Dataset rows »
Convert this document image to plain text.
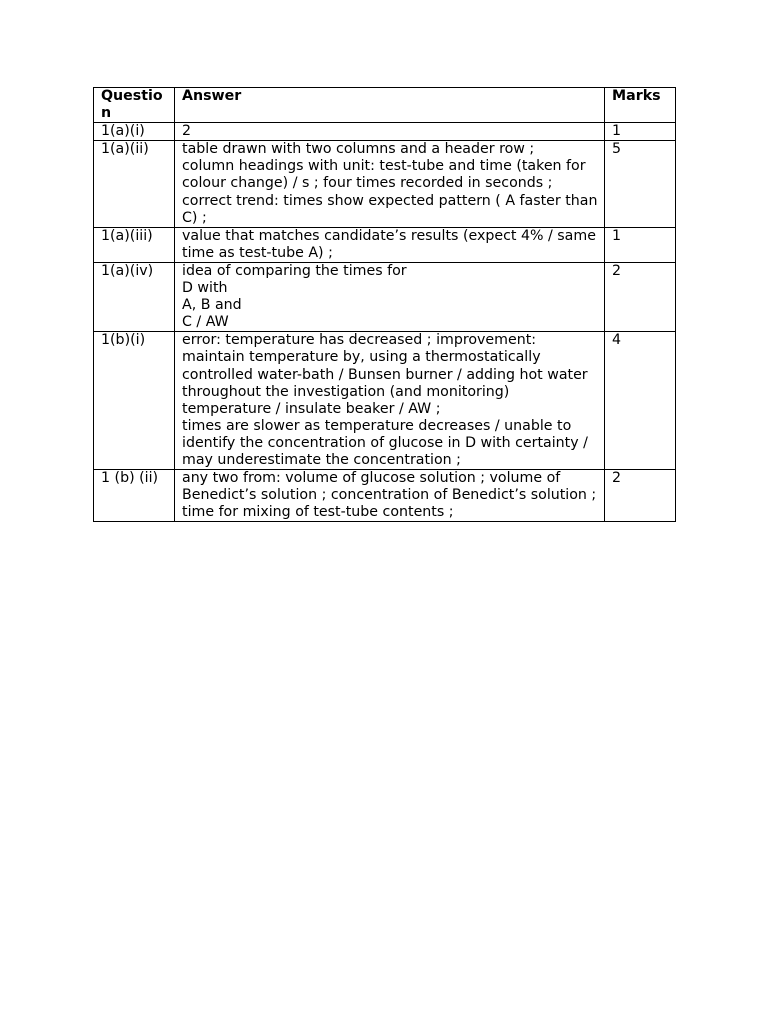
Question	Answer	Marks
1(a)(i)	2	1
1(a)(ii)	table drawn with two columns and a header row ;
column headings with unit: test-tube and time (taken for colour change) / s ; four times recorded in seconds ; correct trend: times show expected pattern ( A faster than C) ;	5
1(a)(iii)	value that matches candidate’s results (expect 4% / same time as test-tube A) ;	1
1(a)(iv)	idea of comparing the times for
D with
A, B and
C / AW	2
1(b)(i)	error: temperature has decreased ; improvement: maintain temperature by, using a thermostatically controlled water-bath / Bunsen burner / adding hot water throughout the investigation (and monitoring) temperature / insulate beaker / AW ;
times are slower as temperature decreases / unable to identify the concentration of glucose in D with certainty / may underestimate the concentration ;	4
1 (b) (ii)	any two from: volume of glucose solution ; volume of Benedict’s solution ; concentration of Benedict’s solution ; time for mixing of test-tube contents ;	2
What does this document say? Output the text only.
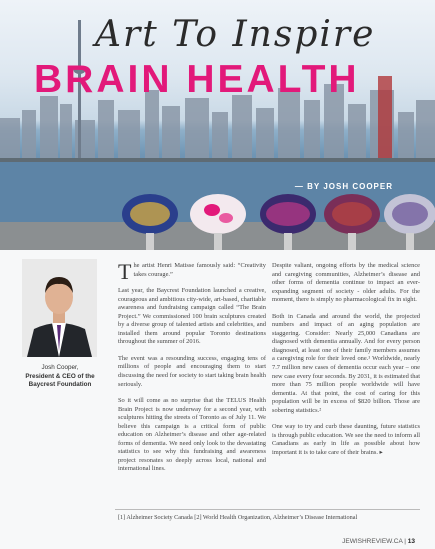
Art To Inspire
BRAIN HEALTH
— BY JOSH COOPER
Josh Cooper,
President & CEO of the
Baycrest Foundation

The artist Henri Matisse famously said: “Creativity takes courage.”

Last year, the Baycrest Foundation launched a creative, courageous and ambitious city-wide, art-based, charitable awareness and fundraising campaign called “The Brain Project.” We commissioned 100 brain sculptures created by a diverse group of talented artists and celebrities, and installed them around popular Toronto destinations throughout the summer of 2016.

The event was a resounding success, engaging tens of millions of people and encouraging them to start discussing the need for society to start taking brain health seriously.

So it will come as no surprise that the TELUS Health Brain Project is now underway for a second year, with sculptures hitting the streets of Toronto as of July 11. We believe this campaign is a critical form of public education on Alzheimer’s disease and other age-related forms of dementia. We need only look to the devastating statistics to see why this fundraising and awareness project resonates so deeply across local, national and international lines.

Despite valiant, ongoing efforts by the medical science and caregiving communities, Alzheimer’s disease and other forms of dementia continue to impact an ever-expanding segment of society - older adults. For the moment, there is simply no pharmacological fix in sight.

Both in Canada and around the world, the projected numbers and impact of an aging population are staggering. Consider: Nearly 25,000 Canadians are diagnosed with dementia annually. And for every person diagnosed, at least one of their family members assumes a caregiving role for their loved one.¹ Worldwide, nearly 7.7 million new cases of dementia occur each year – one new case every four seconds. By 2031, it is estimated that more than 75 million people worldwide will have dementia. At that point, the cost of caring for this population will be in excess of $820 billion. Those are sobering statistics.²

One way to try and curb these daunting, future statistics is through public education. We see the need to inform all Canadians as early in life as possible about how important it is to take care of their brains. ▸

[1] Alzheimer Society Canada [2] World Health Organization, Alzheimer’s Disease International
JEWISHREVIEW.CA | 13
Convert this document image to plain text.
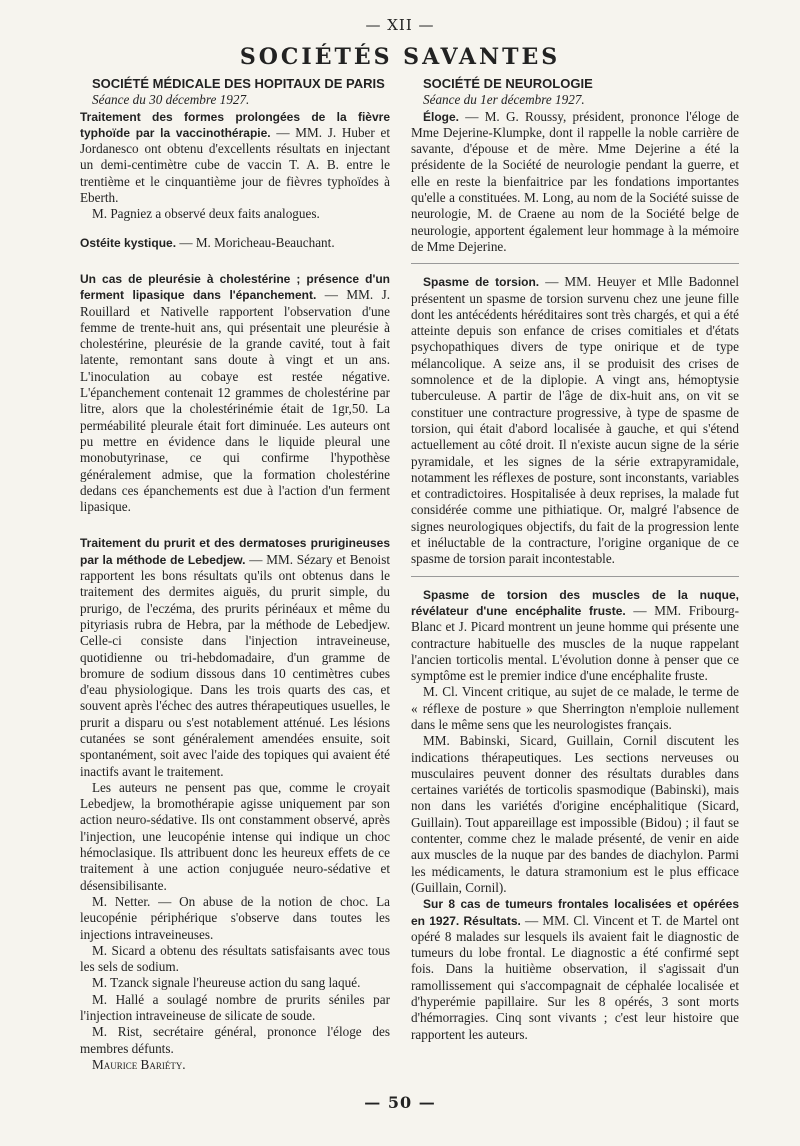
— XII —
SOCIÉTÉS SAVANTES

SOCIÉTÉ MÉDICALE DES HOPITAUX DE PARIS

Séance du 30 décembre 1927.

Traitement des formes prolongées de la fièvre typhoïde par la vaccinothérapie. — MM. J. Huber et Jordanesco ont obtenu d'excellents résultats en injectant un demi-centimètre cube de vaccin T. A. B. entre le trentième et le cinquantième jour de fièvres typhoïdes à Eberth.

M. Pagniez a observé deux faits analogues.

Ostéite kystique. — M. Moricheau-Beauchant.

Un cas de pleurésie à cholestérine ; présence d'un ferment lipasique dans l'épanchement. — MM. J. Rouillard et Nativelle rapportent l'observation d'une femme de trente-huit ans, qui présentait une pleurésie à cholestérine, pleurésie de la grande cavité, tout à fait latente, remontant sans doute à vingt et un ans. L'inoculation au cobaye est restée négative. L'épanchement contenait 12 grammes de cholestérine par litre, alors que la cholestérinémie était de 1gr,50. La perméabilité pleurale était fort diminuée. Les auteurs ont pu mettre en évidence dans le liquide pleural une monobutyrinase, ce qui confirme l'hypothèse généralement admise, que la formation cholestérine dedans ces épanchements est due à l'action d'un ferment lipasique.

Traitement du prurit et des dermatoses prurigineuses par la méthode de Lebedjew. — MM. Sézary et Benoist rapportent les bons résultats qu'ils ont obtenus dans le traitement des dermites aiguës, du prurit simple, du prurigo, de l'eczéma, des prurits périnéaux et même du pityriasis rubra de Hebra, par la méthode de Lebedjew. Celle-ci consiste dans l'injection intraveineuse, quotidienne ou tri-hebdomadaire, d'un gramme de bromure de sodium dissous dans 10 centimètres cubes d'eau physiologique. Dans les trois quarts des cas, et souvent après l'échec des autres thérapeutiques usuelles, le prurit a disparu ou s'est notablement atténué. Les lésions cutanées se sont généralement amendées ensuite, soit spontanément, soit avec l'aide des topiques qui avaient été inactifs avant le traitement.

Les auteurs ne pensent pas que, comme le croyait Lebedjew, la bromothérapie agisse uniquement par son action neuro-sédative. Ils ont constamment observé, après l'injection, une leucopénie intense qui indique un choc hémoclasique. Ils attribuent donc les heureux effets de ce traitement à une action conjuguée neuro-sédative et désensibilisante.

M. Netter. — On abuse de la notion de choc. La leucopénie périphérique s'observe dans toutes les injections intraveineuses.

M. Sicard a obtenu des résultats satisfaisants avec tous les sels de sodium.

M. Tzanck signale l'heureuse action du sang laqué.

M. Hallé a soulagé nombre de prurits séniles par l'injection intraveineuse de silicate de soude.

M. Rist, secrétaire général, prononce l'éloge des membres défunts.

Maurice Bariéty.

SOCIÉTÉ DE NEUROLOGIE

Séance du 1er décembre 1927.

Éloge. — M. G. Roussy, président, prononce l'éloge de Mme Dejerine-Klumpke, dont il rappelle la noble carrière de savante, d'épouse et de mère. Mme Dejerine a été la présidente de la Société de neurologie pendant la guerre, et elle en reste la bienfaitrice par les fondations importantes qu'elle a constituées. M. Long, au nom de la Société suisse de neurologie, M. de Craene au nom de la Société belge de neurologie, apportent également leur hommage à la mémoire de Mme Dejerine.

Spasme de torsion. — MM. Heuyer et Mlle Badonnel présentent un spasme de torsion survenu chez une jeune fille dont les antécédents héréditaires sont très chargés, et qui a été atteinte depuis son enfance de crises comitiales et d'états psychopathiques divers de type onirique et de type mélancolique. A seize ans, il se produisit des crises de somnolence et de la diplopie. A vingt ans, hémoptysie tuberculeuse. A partir de l'âge de dix-huit ans, on vit se constituer une contracture progressive, à type de spasme de torsion, qui était d'abord localisée à gauche, et qui s'étend actuellement au côté droit. Il n'existe aucun signe de la série pyramidale, et les signes de la série extrapyramidale, notamment les réflexes de posture, sont inconstants, variables et contradictoires. Hospitalisée à deux reprises, la malade fut considérée comme une pithiatique. Or, malgré l'absence de signes neurologiques objectifs, du fait de la progression lente et inéluctable de la contracture, l'origine organique de ce spasme de torsion parait incontestable.

Spasme de torsion des muscles de la nuque, révélateur d'une encéphalite fruste. — MM. Fribourg-Blanc et J. Picard montrent un jeune homme qui présente une contracture habituelle des muscles de la nuque rappelant l'ancien torticolis mental. L'évolution donne à penser que ce symptôme est le premier indice d'une encéphalite fruste.

M. Cl. Vincent critique, au sujet de ce malade, le terme de « réflexe de posture » que Sherrington n'emploie nullement dans le même sens que les neurologistes français.

MM. Babinski, Sicard, Guillain, Cornil discutent les indications thérapeutiques. Les sections nerveuses ou musculaires peuvent donner des résultats durables dans certaines variétés de torticolis spasmodique (Babinski), mais non dans les variétés d'origine encéphalitique (Sicard, Guillain). Tout appareillage est impossible (Bidou) ; il faut se contenter, comme chez le malade présenté, de venir en aide aux muscles de la nuque par des bandes de diachylon. Parmi les médicaments, le datura stramonium est le plus efficace (Guillain, Cornil).

Sur 8 cas de tumeurs frontales localisées et opérées en 1927. Résultats. — MM. Cl. Vincent et T. de Martel ont opéré 8 malades sur lesquels ils avaient fait le diagnostic de tumeurs du lobe frontal. Le diagnostic a été confirmé sept fois. Dans la huitième observation, il s'agissait d'un ramollissement qui s'accompagnait de céphalée localisée et d'hyperémie papillaire. Sur les 8 opérés, 3 sont morts d'hémorragies. Cinq sont vivants ; c'est leur histoire que rapportent les auteurs.

— 50 —
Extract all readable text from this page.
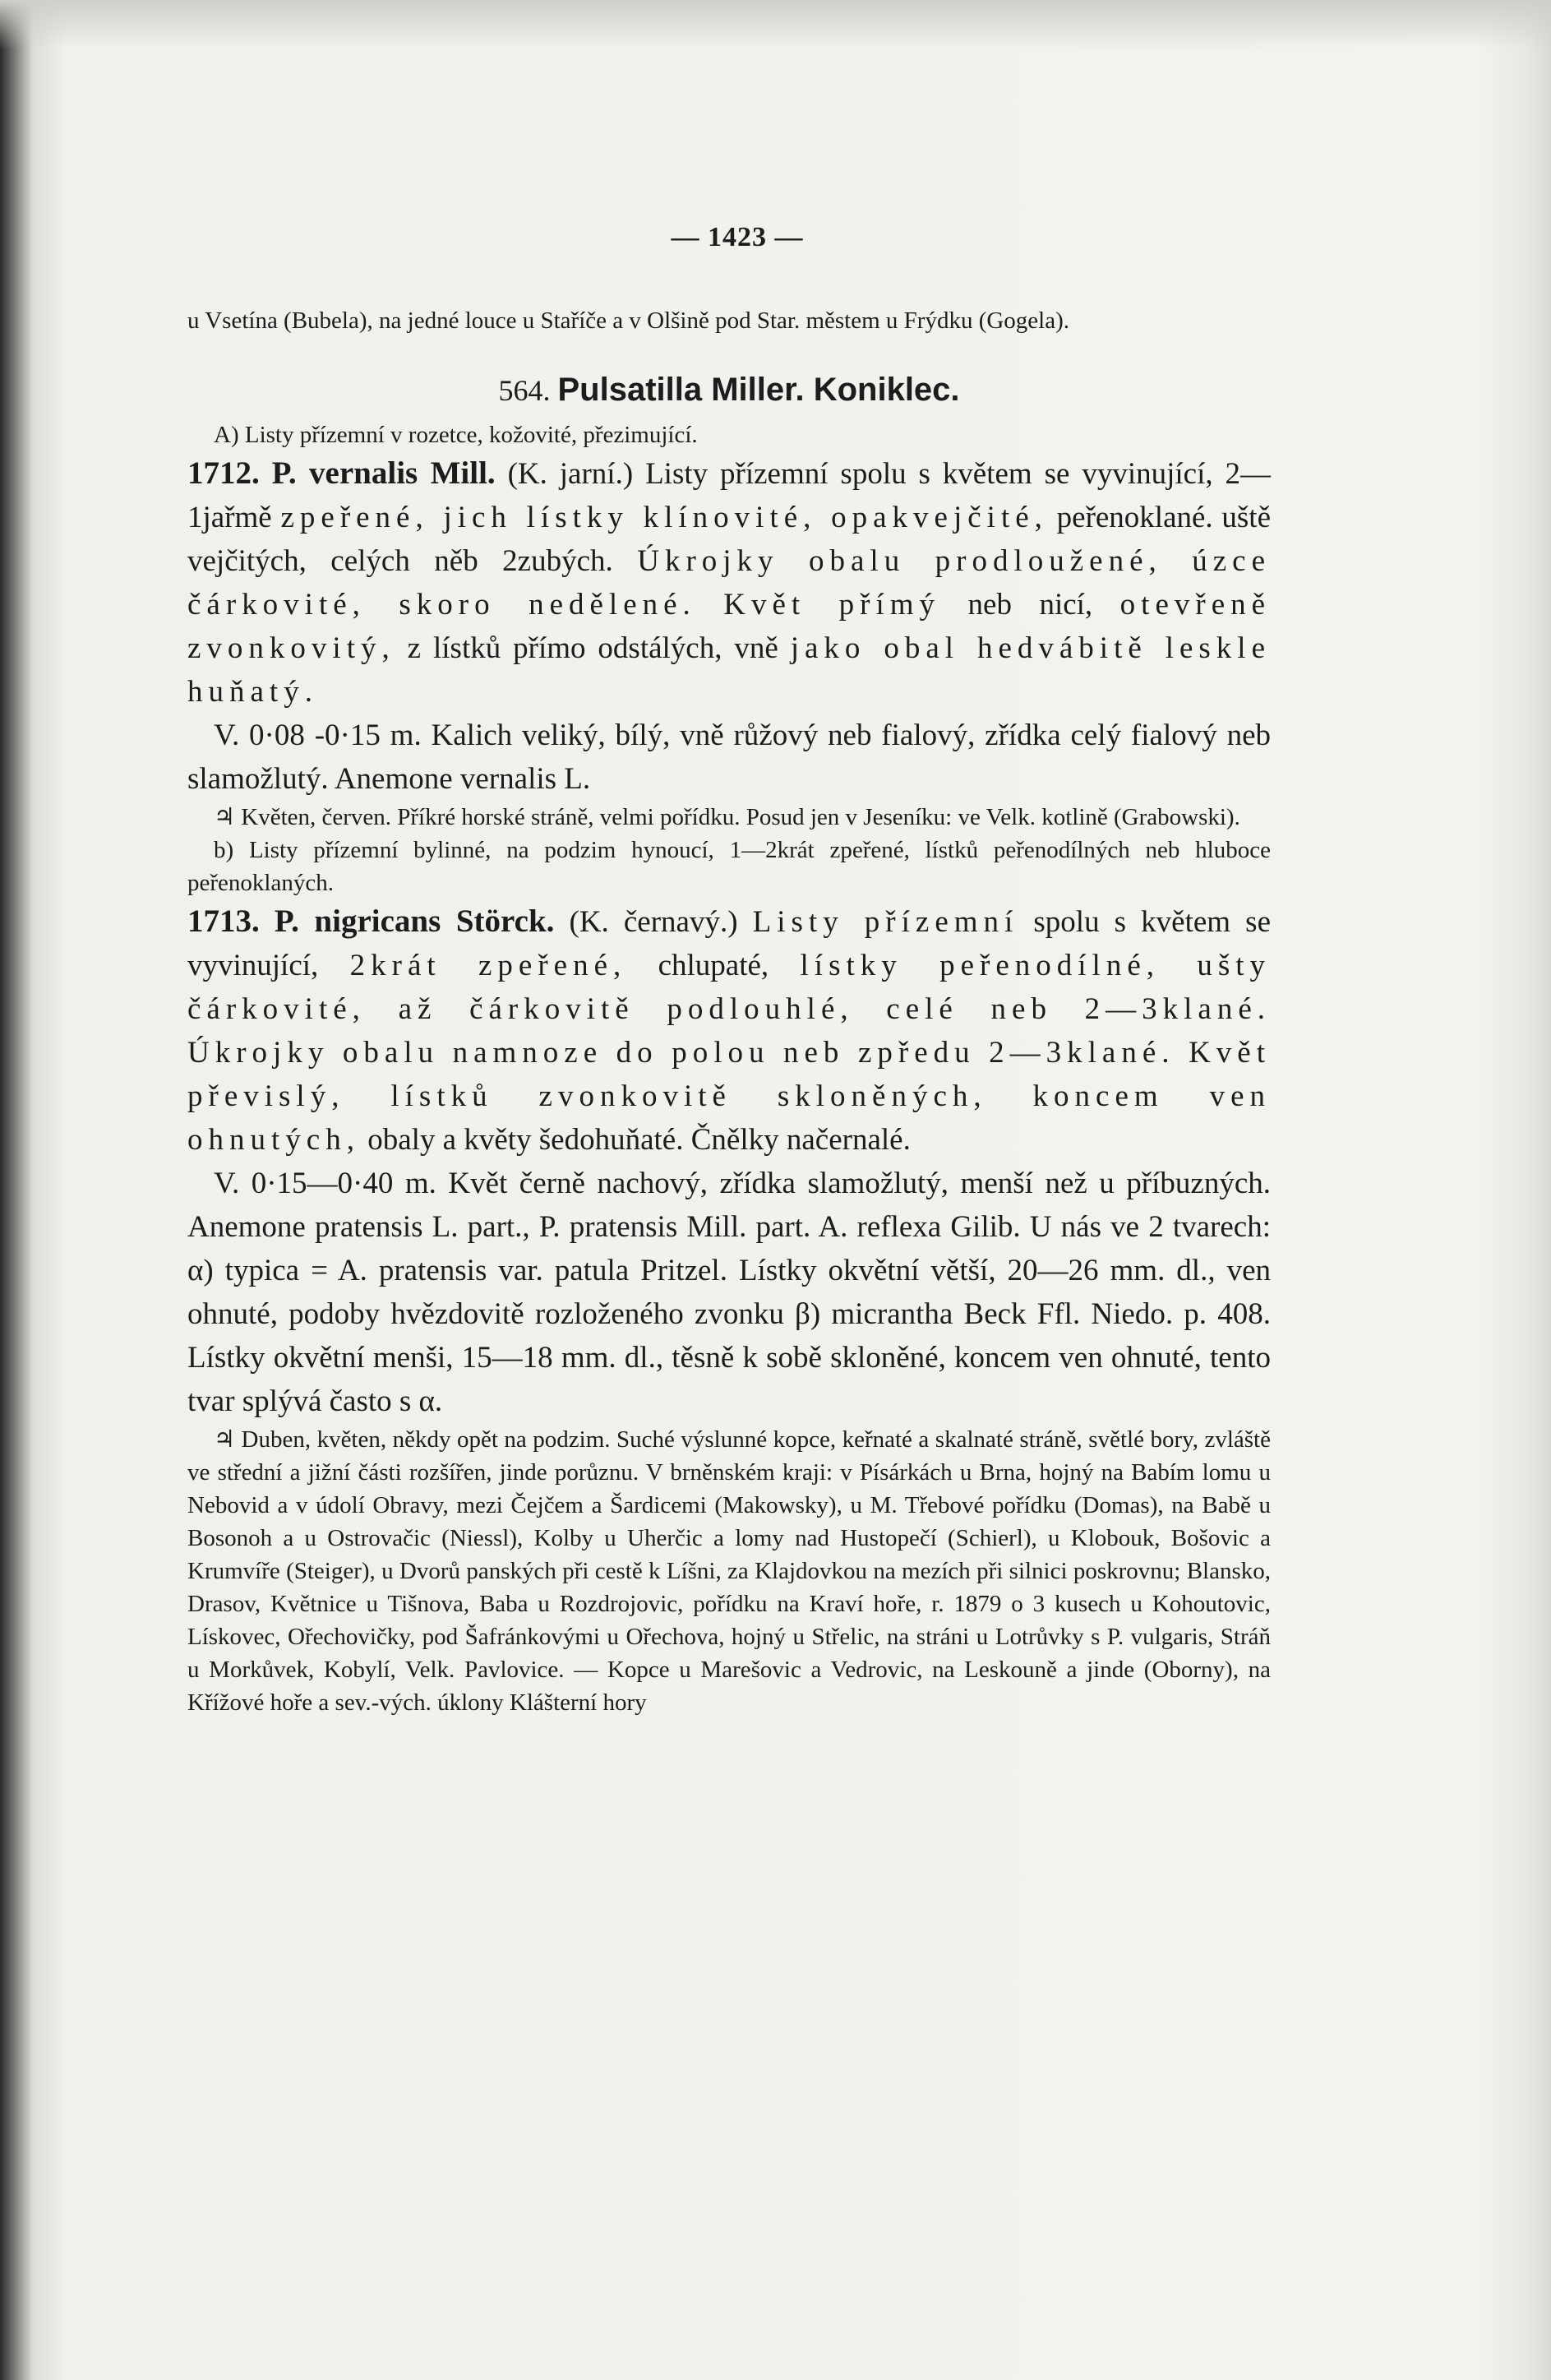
— 1423 —

u Vsetína (Bubela), na jedné louce u Staříče a v Olšině pod Star. městem u Frýdku (Gogela).

564. Pulsatilla Miller. Koniklec.

A) Listy přízemní v rozetce, kožovité, přezimující.

1712. P. vernalis Mill. (K. jarní.) Listy přízemní spolu s květem se vyvinující, 2—1jařmě zpeřené, jich lístky klínovité, opakvejčité, peřenoklané. uště vejčitých, celých něb 2zubých. Úkrojky obalu prodloužené, úzce čárkovité, skoro nedělené. Květ přímý neb nicí, otevřeně zvonkovitý, z lístků přímo odstálých, vně jako obal hedvábitě leskle huňatý.

V. 0·08 -0·15 m. Kalich veliký, bílý, vně růžový neb fialový, zřídka celý fialový neb slamožlutý. Anemone vernalis L.

♃ Květen, červen. Příkré horské stráně, velmi pořídku. Posud jen v Jeseníku: ve Velk. kotlině (Grabowski).

b) Listy přízemní bylinné, na podzim hynoucí, 1—2krát zpeřené, lístků peřenodílných neb hluboce peřenoklaných.

1713. P. nigricans Störck. (K. černavý.) Listy přízemní spolu s květem se vyvinující, 2krát zpeřené, chlupaté, lístky peřenodílné, ušty čárkovité, až čárkovitě podlouhlé, celé neb 2—3klané. Úkrojky obalu namnoze do polou neb zpředu 2—3klané. Květ převislý, lístků zvonkovitě skloněných, koncem ven ohnutých, obaly a květy šedohuňaté. Čnělky načernalé.

V. 0·15—0·40 m. Květ černě nachový, zřídka slamožlutý, menší než u příbuzných. Anemone pratensis L. part., P. pratensis Mill. part. A. reflexa Gilib. U nás ve 2 tvarech: α) typica = A. pratensis var. patula Pritzel. Lístky okvětní větší, 20—26 mm. dl., ven ohnuté, podoby hvězdovitě rozloženého zvonku β) micrantha Beck Ffl. Niedo. p. 408. Lístky okvětní menši, 15—18 mm. dl., těsně k sobě skloněné, koncem ven ohnuté, tento tvar splývá často s α.

♃ Duben, květen, někdy opět na podzim. Suché výslunné kopce, keřnaté a skalnaté stráně, světlé bory, zvláště ve střední a jižní části rozšířen, jinde porůznu. V brněnském kraji: v Písárkách u Brna, hojný na Babím lomu u Nebovid a v údolí Obravy, mezi Čejčem a Šardicemi (Makowsky), u M. Třebové pořídku (Domas), na Babě u Bosonoh a u Ostrovačic (Niessl), Kolby u Uherčic a lomy nad Hustopečí (Schierl), u Klobouk, Bošovic a Krumvíře (Steiger), u Dvorů panských při cestě k Líšni, za Klajdovkou na mezích při silnici poskrovnu; Blansko, Drasov, Květnice u Tišnova, Baba u Rozdrojovic, pořídku na Kraví hoře, r. 1879 o 3 kusech u Kohoutovic, Lískovec, Ořechovičky, pod Šafránkovými u Ořechova, hojný u Střelic, na stráni u Lotrůvky s P. vulgaris, Stráň u Morkůvek, Kobylí, Velk. Pavlovice. — Kopce u Marešovic a Vedrovic, na Leskouně a jinde (Oborny), na Křížové hoře a sev.-vých. úklony Klášterní hory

Requirements » Identify the lines in the entries above that contain "from", then copy them out.

Task answer »
1 (b) (ii)	any two from: volume of glucose solution ; volume of Benedict’s solution ; concentration of Benedict’s solution ; time for mixing of test-tube contents ;	2
Extract all readable text from this page.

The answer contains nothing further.